WORK REQUIRED
Print out the entries below with no edits.

BEGIN GIVEN INFORMATION

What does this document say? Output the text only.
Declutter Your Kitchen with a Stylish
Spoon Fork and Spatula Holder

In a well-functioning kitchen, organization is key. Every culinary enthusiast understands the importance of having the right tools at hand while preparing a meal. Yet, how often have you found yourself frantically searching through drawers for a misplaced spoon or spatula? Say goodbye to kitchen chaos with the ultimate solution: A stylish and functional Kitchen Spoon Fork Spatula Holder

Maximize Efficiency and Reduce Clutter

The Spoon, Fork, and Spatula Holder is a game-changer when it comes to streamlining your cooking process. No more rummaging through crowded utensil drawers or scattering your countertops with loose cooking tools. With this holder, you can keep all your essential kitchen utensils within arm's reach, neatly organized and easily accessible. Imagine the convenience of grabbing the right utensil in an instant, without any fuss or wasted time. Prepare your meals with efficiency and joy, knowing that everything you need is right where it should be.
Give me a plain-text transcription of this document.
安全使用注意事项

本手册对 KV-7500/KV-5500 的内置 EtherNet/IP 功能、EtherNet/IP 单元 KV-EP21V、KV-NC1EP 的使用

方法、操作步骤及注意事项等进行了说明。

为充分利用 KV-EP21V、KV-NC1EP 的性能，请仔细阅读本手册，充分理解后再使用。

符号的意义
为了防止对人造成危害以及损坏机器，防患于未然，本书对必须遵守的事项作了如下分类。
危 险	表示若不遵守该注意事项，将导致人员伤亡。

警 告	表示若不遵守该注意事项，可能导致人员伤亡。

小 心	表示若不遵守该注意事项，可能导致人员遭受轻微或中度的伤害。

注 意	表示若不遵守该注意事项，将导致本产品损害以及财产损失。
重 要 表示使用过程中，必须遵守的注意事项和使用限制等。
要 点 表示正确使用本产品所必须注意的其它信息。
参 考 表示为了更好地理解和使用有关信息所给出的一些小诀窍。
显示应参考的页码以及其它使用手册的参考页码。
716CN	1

END GIVEN INFORMATION

ANSWER TO THIS EXERCISE
What does this document say? Output the text only.
Declutter Your Kitchen with a Stylish
Spoon Fork and Spatula Holder

In a well-functioning kitchen, organization is key. Every culinary enthusiast understands the importance of having the right tools at hand while preparing a meal. Yet, how often have you found yourself frantically searching through drawers for a misplaced spoon or spatula? Say goodbye to kitchen chaos with the ultimate solution: A stylish and functional Kitchen Spoon Fork Spatula Holder

Maximize Efficiency and Reduce Clutter

The Spoon, Fork, and Spatula Holder is a game-changer when it comes to streamlining your cooking process. No more rummaging through crowded utensil drawers or scattering your countertops with loose cooking tools. With this holder, you can keep all your essential kitchen utensils within arm's reach, neatly organized and easily accessible. Imagine the convenience of grabbing the right utensil in an instant, without any fuss or wasted time. Prepare your meals with efficiency and joy, knowing that everything you need is right where it should be.
Give me a plain-text transcription of this document.
安全使用注意事项

本手册对 KV-7500/KV-5500 的内置 EtherNet/IP 功能、EtherNet/IP 单元 KV-EP21V、KV-NC1EP 的使用

方法、操作步骤及注意事项等进行了说明。

为充分利用 KV-EP21V、KV-NC1EP 的性能，请仔细阅读本手册，充分理解后再使用。

符号的意义
为了防止对人造成危害以及损坏机器，防患于未然，本书对必须遵守的事项作了如下分类。
危 险	表示若不遵守该注意事项，将导致人员伤亡。

警 告	表示若不遵守该注意事项，可能导致人员伤亡。

小 心	表示若不遵守该注意事项，可能导致人员遭受轻微或中度的伤害。

注 意	表示若不遵守该注意事项，将导致本产品损害以及财产损失。
重 要 表示使用过程中，必须遵守的注意事项和使用限制等。
要 点 表示正确使用本产品所必须注意的其它信息。
参 考 表示为了更好地理解和使用有关信息所给出的一些小诀窍。
显示应参考的页码以及其它使用手册的参考页码。
716CN	1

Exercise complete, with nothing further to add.